### EXERCISE DETAILS:
Return the whole listing, line for line, without the pictures in it.

--- BEGIN DATA FOR THIS TASK ---

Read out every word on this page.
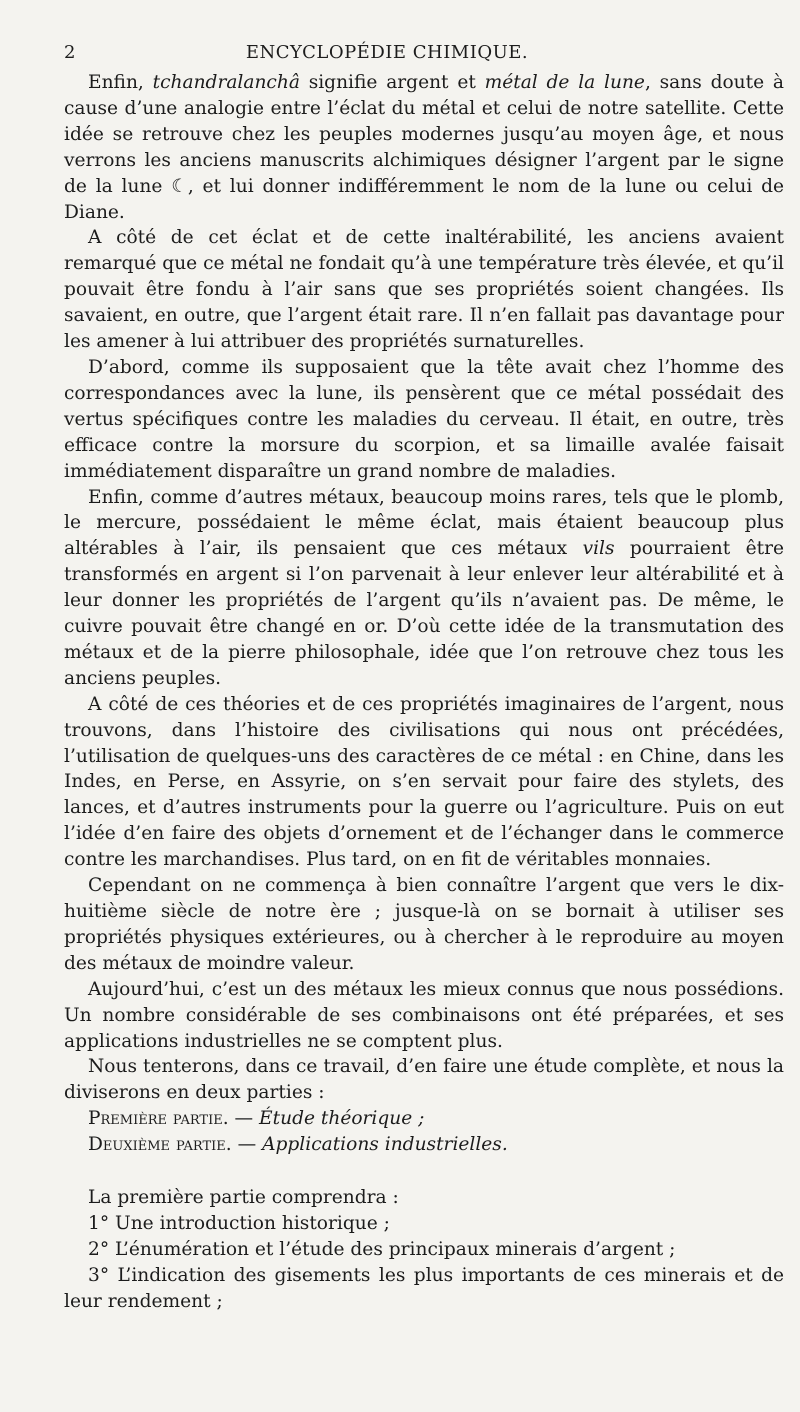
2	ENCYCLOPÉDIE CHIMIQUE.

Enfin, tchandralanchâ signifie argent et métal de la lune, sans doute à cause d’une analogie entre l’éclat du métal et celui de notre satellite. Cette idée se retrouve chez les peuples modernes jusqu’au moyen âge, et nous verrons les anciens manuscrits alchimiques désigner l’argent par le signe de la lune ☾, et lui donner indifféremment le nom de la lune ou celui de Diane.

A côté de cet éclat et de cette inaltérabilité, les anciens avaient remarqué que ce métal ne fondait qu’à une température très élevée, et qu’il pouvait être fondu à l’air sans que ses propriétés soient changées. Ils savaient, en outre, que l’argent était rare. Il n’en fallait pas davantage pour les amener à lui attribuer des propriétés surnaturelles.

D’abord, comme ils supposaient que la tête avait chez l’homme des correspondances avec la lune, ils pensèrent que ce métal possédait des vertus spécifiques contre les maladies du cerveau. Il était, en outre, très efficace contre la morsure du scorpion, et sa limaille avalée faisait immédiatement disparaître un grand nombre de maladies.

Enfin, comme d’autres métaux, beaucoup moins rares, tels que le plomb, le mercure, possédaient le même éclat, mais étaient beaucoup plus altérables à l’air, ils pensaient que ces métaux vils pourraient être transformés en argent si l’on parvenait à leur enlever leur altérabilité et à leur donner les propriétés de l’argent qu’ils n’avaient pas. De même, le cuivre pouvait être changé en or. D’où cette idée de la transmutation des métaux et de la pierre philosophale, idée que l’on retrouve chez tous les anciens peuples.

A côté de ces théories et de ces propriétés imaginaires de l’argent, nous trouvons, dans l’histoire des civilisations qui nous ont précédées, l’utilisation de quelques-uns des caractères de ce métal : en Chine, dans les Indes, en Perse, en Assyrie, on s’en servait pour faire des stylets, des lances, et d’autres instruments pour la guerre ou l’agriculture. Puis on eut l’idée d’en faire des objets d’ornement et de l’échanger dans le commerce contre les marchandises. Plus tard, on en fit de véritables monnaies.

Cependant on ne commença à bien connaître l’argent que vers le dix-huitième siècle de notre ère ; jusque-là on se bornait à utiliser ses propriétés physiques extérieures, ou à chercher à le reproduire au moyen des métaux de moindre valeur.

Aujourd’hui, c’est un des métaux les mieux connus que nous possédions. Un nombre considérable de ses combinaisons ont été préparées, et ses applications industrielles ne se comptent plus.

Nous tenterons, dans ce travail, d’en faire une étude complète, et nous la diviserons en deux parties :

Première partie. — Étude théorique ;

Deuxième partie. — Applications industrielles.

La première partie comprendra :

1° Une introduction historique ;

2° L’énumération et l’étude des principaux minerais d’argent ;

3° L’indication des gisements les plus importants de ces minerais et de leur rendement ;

--- END DATA FOR THIS TASK ---

### EXPECTED OUTPUT:
Read out every word on this page.
2	ENCYCLOPÉDIE CHIMIQUE.

Enfin, tchandralanchâ signifie argent et métal de la lune, sans doute à cause d’une analogie entre l’éclat du métal et celui de notre satellite. Cette idée se retrouve chez les peuples modernes jusqu’au moyen âge, et nous verrons les anciens manuscrits alchimiques désigner l’argent par le signe de la lune ☾, et lui donner indifféremment le nom de la lune ou celui de Diane.

A côté de cet éclat et de cette inaltérabilité, les anciens avaient remarqué que ce métal ne fondait qu’à une température très élevée, et qu’il pouvait être fondu à l’air sans que ses propriétés soient changées. Ils savaient, en outre, que l’argent était rare. Il n’en fallait pas davantage pour les amener à lui attribuer des propriétés surnaturelles.

D’abord, comme ils supposaient que la tête avait chez l’homme des correspondances avec la lune, ils pensèrent que ce métal possédait des vertus spécifiques contre les maladies du cerveau. Il était, en outre, très efficace contre la morsure du scorpion, et sa limaille avalée faisait immédiatement disparaître un grand nombre de maladies.

Enfin, comme d’autres métaux, beaucoup moins rares, tels que le plomb, le mercure, possédaient le même éclat, mais étaient beaucoup plus altérables à l’air, ils pensaient que ces métaux vils pourraient être transformés en argent si l’on parvenait à leur enlever leur altérabilité et à leur donner les propriétés de l’argent qu’ils n’avaient pas. De même, le cuivre pouvait être changé en or. D’où cette idée de la transmutation des métaux et de la pierre philosophale, idée que l’on retrouve chez tous les anciens peuples.

A côté de ces théories et de ces propriétés imaginaires de l’argent, nous trouvons, dans l’histoire des civilisations qui nous ont précédées, l’utilisation de quelques-uns des caractères de ce métal : en Chine, dans les Indes, en Perse, en Assyrie, on s’en servait pour faire des stylets, des lances, et d’autres instruments pour la guerre ou l’agriculture. Puis on eut l’idée d’en faire des objets d’ornement et de l’échanger dans le commerce contre les marchandises. Plus tard, on en fit de véritables monnaies.

Cependant on ne commença à bien connaître l’argent que vers le dix-huitième siècle de notre ère ; jusque-là on se bornait à utiliser ses propriétés physiques extérieures, ou à chercher à le reproduire au moyen des métaux de moindre valeur.

Aujourd’hui, c’est un des métaux les mieux connus que nous possédions. Un nombre considérable de ses combinaisons ont été préparées, et ses applications industrielles ne se comptent plus.

Nous tenterons, dans ce travail, d’en faire une étude complète, et nous la diviserons en deux parties :

Première partie. — Étude théorique ;

Deuxième partie. — Applications industrielles.

La première partie comprendra :

1° Une introduction historique ;

2° L’énumération et l’étude des principaux minerais d’argent ;

3° L’indication des gisements les plus importants de ces minerais et de leur rendement ;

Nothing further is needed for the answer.